**Exercise instructions**
From the listing below, extract every line that contains the word "badge", matching its capitalization exactly.

-- -- --

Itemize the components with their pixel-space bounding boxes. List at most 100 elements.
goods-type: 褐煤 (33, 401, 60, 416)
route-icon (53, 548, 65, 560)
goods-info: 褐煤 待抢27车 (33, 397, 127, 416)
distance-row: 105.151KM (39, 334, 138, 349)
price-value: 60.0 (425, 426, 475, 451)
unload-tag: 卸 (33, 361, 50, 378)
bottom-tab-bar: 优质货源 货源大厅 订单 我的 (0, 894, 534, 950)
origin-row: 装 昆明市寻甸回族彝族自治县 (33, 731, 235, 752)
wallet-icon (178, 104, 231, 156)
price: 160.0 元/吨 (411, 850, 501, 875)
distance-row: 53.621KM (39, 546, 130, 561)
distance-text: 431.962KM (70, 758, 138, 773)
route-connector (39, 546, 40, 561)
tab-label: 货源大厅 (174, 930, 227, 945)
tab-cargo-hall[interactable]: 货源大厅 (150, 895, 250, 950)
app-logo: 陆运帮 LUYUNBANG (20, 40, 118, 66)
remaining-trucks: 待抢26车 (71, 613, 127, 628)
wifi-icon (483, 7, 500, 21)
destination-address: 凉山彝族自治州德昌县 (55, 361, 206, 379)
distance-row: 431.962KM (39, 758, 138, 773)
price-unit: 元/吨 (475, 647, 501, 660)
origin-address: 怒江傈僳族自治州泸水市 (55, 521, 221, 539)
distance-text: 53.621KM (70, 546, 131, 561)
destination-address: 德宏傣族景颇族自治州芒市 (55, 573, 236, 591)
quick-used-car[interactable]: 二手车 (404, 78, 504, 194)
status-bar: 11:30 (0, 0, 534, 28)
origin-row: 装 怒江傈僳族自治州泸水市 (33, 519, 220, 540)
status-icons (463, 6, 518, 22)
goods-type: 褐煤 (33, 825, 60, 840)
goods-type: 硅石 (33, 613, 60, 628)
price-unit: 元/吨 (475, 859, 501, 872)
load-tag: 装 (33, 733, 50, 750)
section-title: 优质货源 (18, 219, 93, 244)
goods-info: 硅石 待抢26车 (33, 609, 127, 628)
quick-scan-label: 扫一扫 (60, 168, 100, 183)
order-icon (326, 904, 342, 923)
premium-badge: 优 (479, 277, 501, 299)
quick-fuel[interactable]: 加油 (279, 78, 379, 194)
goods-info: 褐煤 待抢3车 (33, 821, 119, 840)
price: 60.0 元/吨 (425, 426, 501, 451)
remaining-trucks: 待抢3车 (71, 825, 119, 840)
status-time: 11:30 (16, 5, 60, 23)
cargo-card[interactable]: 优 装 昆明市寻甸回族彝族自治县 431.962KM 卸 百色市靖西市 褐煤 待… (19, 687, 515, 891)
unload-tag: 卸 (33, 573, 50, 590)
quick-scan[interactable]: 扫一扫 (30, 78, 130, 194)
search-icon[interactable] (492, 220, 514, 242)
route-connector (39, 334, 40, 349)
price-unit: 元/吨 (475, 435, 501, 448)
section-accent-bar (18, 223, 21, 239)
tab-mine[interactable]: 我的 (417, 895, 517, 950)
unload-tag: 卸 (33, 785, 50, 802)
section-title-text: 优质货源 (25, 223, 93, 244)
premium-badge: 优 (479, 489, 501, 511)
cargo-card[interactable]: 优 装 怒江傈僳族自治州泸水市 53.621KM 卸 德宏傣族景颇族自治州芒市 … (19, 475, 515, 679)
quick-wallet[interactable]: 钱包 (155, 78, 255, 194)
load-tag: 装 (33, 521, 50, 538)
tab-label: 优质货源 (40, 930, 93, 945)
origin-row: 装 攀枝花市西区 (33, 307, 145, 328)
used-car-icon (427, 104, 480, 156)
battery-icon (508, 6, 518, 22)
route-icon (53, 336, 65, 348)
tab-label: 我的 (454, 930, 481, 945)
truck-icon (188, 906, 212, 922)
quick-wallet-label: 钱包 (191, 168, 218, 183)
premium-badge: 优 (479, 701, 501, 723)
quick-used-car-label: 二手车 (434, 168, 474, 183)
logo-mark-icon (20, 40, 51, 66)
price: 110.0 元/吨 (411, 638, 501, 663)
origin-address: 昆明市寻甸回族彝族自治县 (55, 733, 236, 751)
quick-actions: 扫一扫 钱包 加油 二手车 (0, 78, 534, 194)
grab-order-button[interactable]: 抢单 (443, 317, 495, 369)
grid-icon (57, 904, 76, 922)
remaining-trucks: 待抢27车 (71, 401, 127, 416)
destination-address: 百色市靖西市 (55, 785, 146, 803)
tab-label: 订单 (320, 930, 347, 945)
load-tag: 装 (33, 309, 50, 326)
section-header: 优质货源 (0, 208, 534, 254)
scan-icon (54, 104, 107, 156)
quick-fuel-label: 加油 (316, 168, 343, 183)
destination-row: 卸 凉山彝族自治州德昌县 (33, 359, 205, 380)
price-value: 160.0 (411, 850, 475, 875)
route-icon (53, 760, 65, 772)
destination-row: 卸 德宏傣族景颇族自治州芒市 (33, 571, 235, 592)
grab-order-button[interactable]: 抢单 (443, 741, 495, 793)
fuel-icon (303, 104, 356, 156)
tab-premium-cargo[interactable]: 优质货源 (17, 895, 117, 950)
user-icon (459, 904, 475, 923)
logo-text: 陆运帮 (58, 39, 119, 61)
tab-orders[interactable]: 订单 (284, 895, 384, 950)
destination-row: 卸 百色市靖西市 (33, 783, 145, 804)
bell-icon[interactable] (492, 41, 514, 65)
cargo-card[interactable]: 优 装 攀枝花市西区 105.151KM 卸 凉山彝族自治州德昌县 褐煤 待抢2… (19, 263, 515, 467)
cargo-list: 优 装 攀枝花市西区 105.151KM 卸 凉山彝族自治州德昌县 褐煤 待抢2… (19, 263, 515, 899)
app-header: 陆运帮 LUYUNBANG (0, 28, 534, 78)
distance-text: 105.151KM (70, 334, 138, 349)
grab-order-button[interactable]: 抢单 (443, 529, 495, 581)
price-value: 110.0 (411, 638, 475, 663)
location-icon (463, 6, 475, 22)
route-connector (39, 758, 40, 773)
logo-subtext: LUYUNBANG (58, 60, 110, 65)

-- -- --

**Problem solution**
premium-badge: 优 (479, 277, 501, 299)
premium-badge: 优 (479, 489, 501, 511)
premium-badge: 优 (479, 701, 501, 723)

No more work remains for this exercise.